ENTRIES SUPPLIED:

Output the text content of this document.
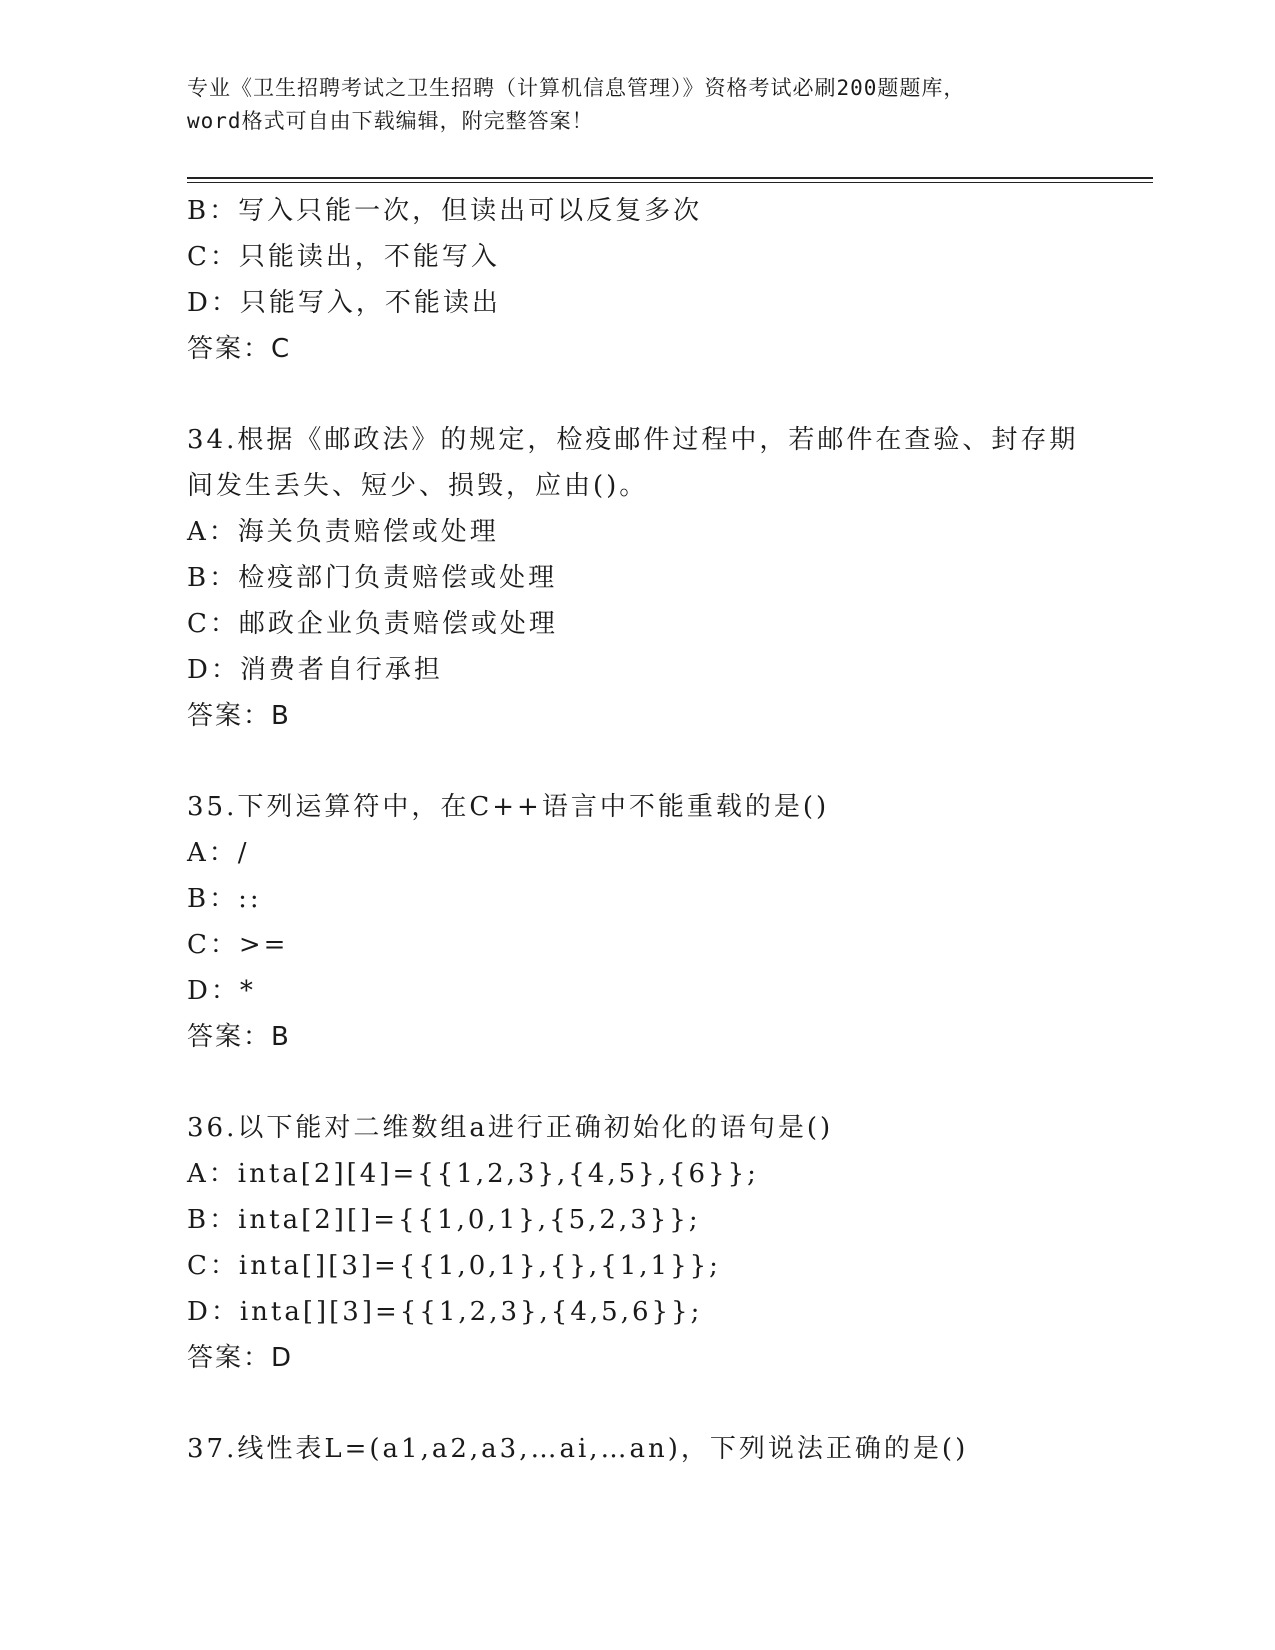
专业《卫生招聘考试之卫生招聘（计算机信息管理）》资格考试必刷200题题库，
word格式可自由下载编辑，附完整答案！
B：写入只能一次，但读出可以反复多次
C：只能读出，不能写入
D：只能写入，不能读出
答案：C
34.根据《邮政法》的规定，检疫邮件过程中，若邮件在查验、封存期
间发生丢失、短少、损毁，应由()。
A：海关负责赔偿或处理
B：检疫部门负责赔偿或处理
C：邮政企业负责赔偿或处理
D：消费者自行承担
答案：B
35.下列运算符中，在C++语言中不能重载的是()
A：/
B：::
C：>=
D：*
答案：B
36.以下能对二维数组a进行正确初始化的语句是()
A：inta[2][4]={{1,2,3},{4,5},{6}};
B：inta[2][]={{1,0,1},{5,2,3}};
C：inta[][3]={{1,0,1},{},{1,1}};
D：inta[][3]={{1,2,3},{4,5,6}};
答案：D
37.线性表L=(a1,a2,a3,…ai,…an)，下列说法正确的是()
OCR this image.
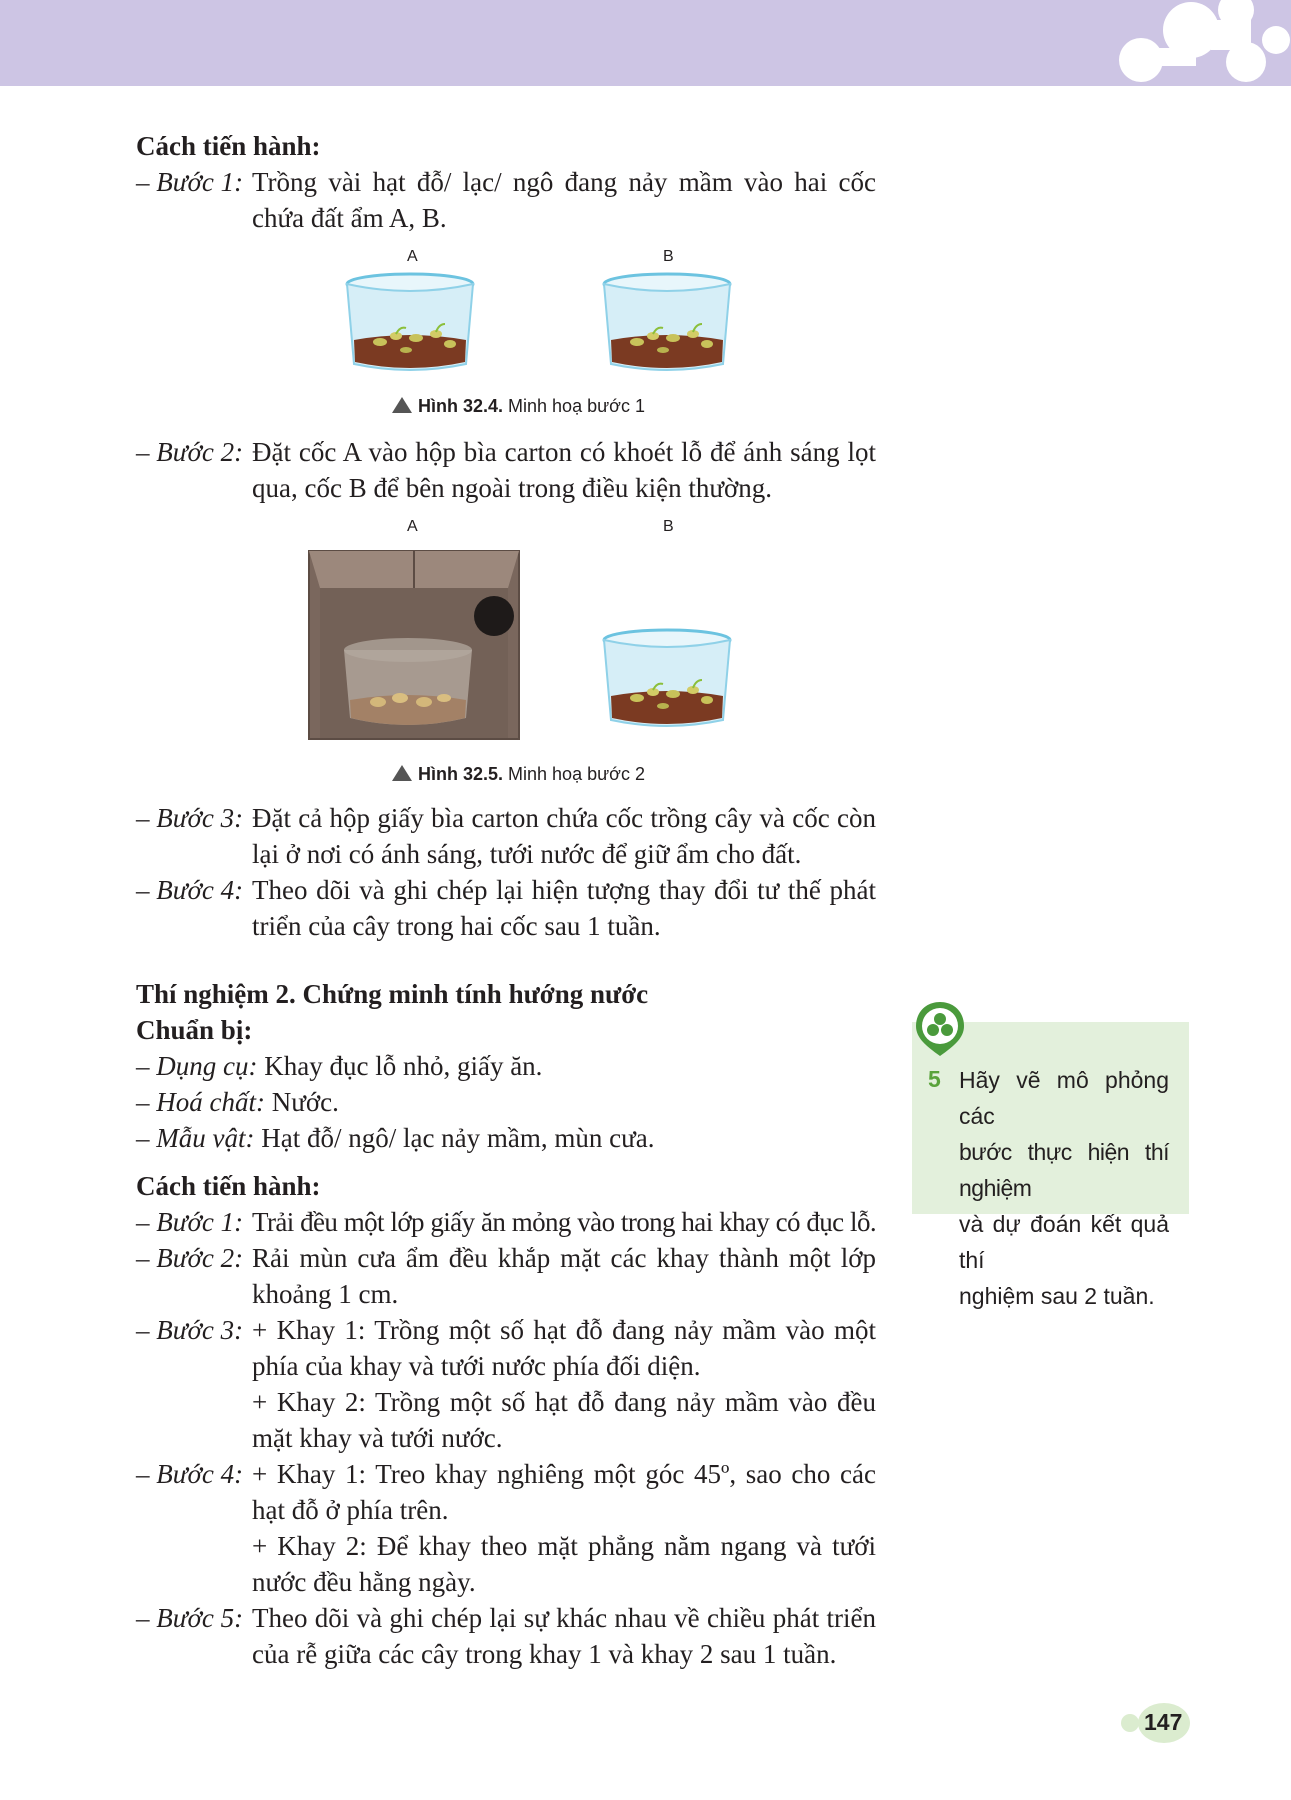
Cách tiến hành:
– Bước 1: Trồng vài hạt đỗ/ lạc/ ngô đang nảy mầm vào hai cốc
chứa đất ẩm A, B.
A	B
Hình 32.4. Minh hoạ bước 1
– Bước 2: Đặt cốc A vào hộp bìa carton có khoét lỗ để ánh sáng lọt
qua, cốc B để bên ngoài trong điều kiện thường.
A	B
Hình 32.5. Minh hoạ bước 2
– Bước 3: Đặt cả hộp giấy bìa carton chứa cốc trồng cây và cốc còn
lại ở nơi có ánh sáng, tưới nước để giữ ẩm cho đất.
– Bước 4: Theo dõi và ghi chép lại hiện tượng thay đổi tư thế phát
triển của cây trong hai cốc sau 1 tuần.
Thí nghiệm 2. Chứng minh tính hướng nước
Chuẩn bị:
– Dụng cụ: Khay đục lỗ nhỏ, giấy ăn.
– Hoá chất: Nước.
– Mẫu vật: Hạt đỗ/ ngô/ lạc nảy mầm, mùn cưa.
Cách tiến hành:
– Bước 1: Trải đều một lớp giấy ăn mỏng vào trong hai khay có đục lỗ.
– Bước 2: Rải mùn cưa ẩm đều khắp mặt các khay thành một lớp
khoảng 1 cm.
– Bước 3: + Khay 1: Trồng một số hạt đỗ đang nảy mầm vào một
phía của khay và tưới nước phía đối diện.
+ Khay 2: Trồng một số hạt đỗ đang nảy mầm vào đều
mặt khay và tưới nước.
– Bước 4: + Khay 1: Treo khay nghiêng một góc 45º, sao cho các
hạt đỗ ở phía trên.
+ Khay 2: Để khay theo mặt phẳng nằm ngang và tưới
nước đều hằng ngày.
– Bước 5: Theo dõi và ghi chép lại sự khác nhau về chiều phát triển
của rễ giữa các cây trong khay 1 và khay 2 sau 1 tuần.
5 Hãy vẽ mô phỏng các
bước thực hiện thí nghiệm
và dự đoán kết quả thí
nghiệm sau 2 tuần.
147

EXERCISE AIM: Print each of the records above exactly as written, leaving no picture in the copy.

SOLUTION TO THIS TASK:
Output the text content of this document.
专业《卫生招聘考试之卫生招聘（计算机信息管理）》资格考试必刷200题题库，
word格式可自由下载编辑，附完整答案！
B：写入只能一次，但读出可以反复多次
C：只能读出，不能写入
D：只能写入，不能读出
答案：C
34.根据《邮政法》的规定，检疫邮件过程中，若邮件在查验、封存期
间发生丢失、短少、损毁，应由()。
A：海关负责赔偿或处理
B：检疫部门负责赔偿或处理
C：邮政企业负责赔偿或处理
D：消费者自行承担
答案：B
35.下列运算符中，在C++语言中不能重载的是()
A：/
B：::
C：>=
D：*
答案：B
36.以下能对二维数组a进行正确初始化的语句是()
A：inta[2][4]={{1,2,3},{4,5},{6}};
B：inta[2][]={{1,0,1},{5,2,3}};
C：inta[][3]={{1,0,1},{},{1,1}};
D：inta[][3]={{1,2,3},{4,5,6}};
答案：D
37.线性表L=(a1,a2,a3,…ai,…an)，下列说法正确的是()
OCR this image.
Cách tiến hành:
– Bước 1: Trồng vài hạt đỗ/ lạc/ ngô đang nảy mầm vào hai cốc
chứa đất ẩm A, B.
A	B
Hình 32.4. Minh hoạ bước 1
– Bước 2: Đặt cốc A vào hộp bìa carton có khoét lỗ để ánh sáng lọt
qua, cốc B để bên ngoài trong điều kiện thường.
A	B
Hình 32.5. Minh hoạ bước 2
– Bước 3: Đặt cả hộp giấy bìa carton chứa cốc trồng cây và cốc còn
lại ở nơi có ánh sáng, tưới nước để giữ ẩm cho đất.
– Bước 4: Theo dõi và ghi chép lại hiện tượng thay đổi tư thế phát
triển của cây trong hai cốc sau 1 tuần.
Thí nghiệm 2. Chứng minh tính hướng nước
Chuẩn bị:
– Dụng cụ: Khay đục lỗ nhỏ, giấy ăn.
– Hoá chất: Nước.
– Mẫu vật: Hạt đỗ/ ngô/ lạc nảy mầm, mùn cưa.
Cách tiến hành:
– Bước 1: Trải đều một lớp giấy ăn mỏng vào trong hai khay có đục lỗ.
– Bước 2: Rải mùn cưa ẩm đều khắp mặt các khay thành một lớp
khoảng 1 cm.
– Bước 3: + Khay 1: Trồng một số hạt đỗ đang nảy mầm vào một
phía của khay và tưới nước phía đối diện.
+ Khay 2: Trồng một số hạt đỗ đang nảy mầm vào đều
mặt khay và tưới nước.
– Bước 4: + Khay 1: Treo khay nghiêng một góc 45º, sao cho các
hạt đỗ ở phía trên.
+ Khay 2: Để khay theo mặt phẳng nằm ngang và tưới
nước đều hằng ngày.
– Bước 5: Theo dõi và ghi chép lại sự khác nhau về chiều phát triển
của rễ giữa các cây trong khay 1 và khay 2 sau 1 tuần.
5 Hãy vẽ mô phỏng các
bước thực hiện thí nghiệm
và dự đoán kết quả thí
nghiệm sau 2 tuần.
147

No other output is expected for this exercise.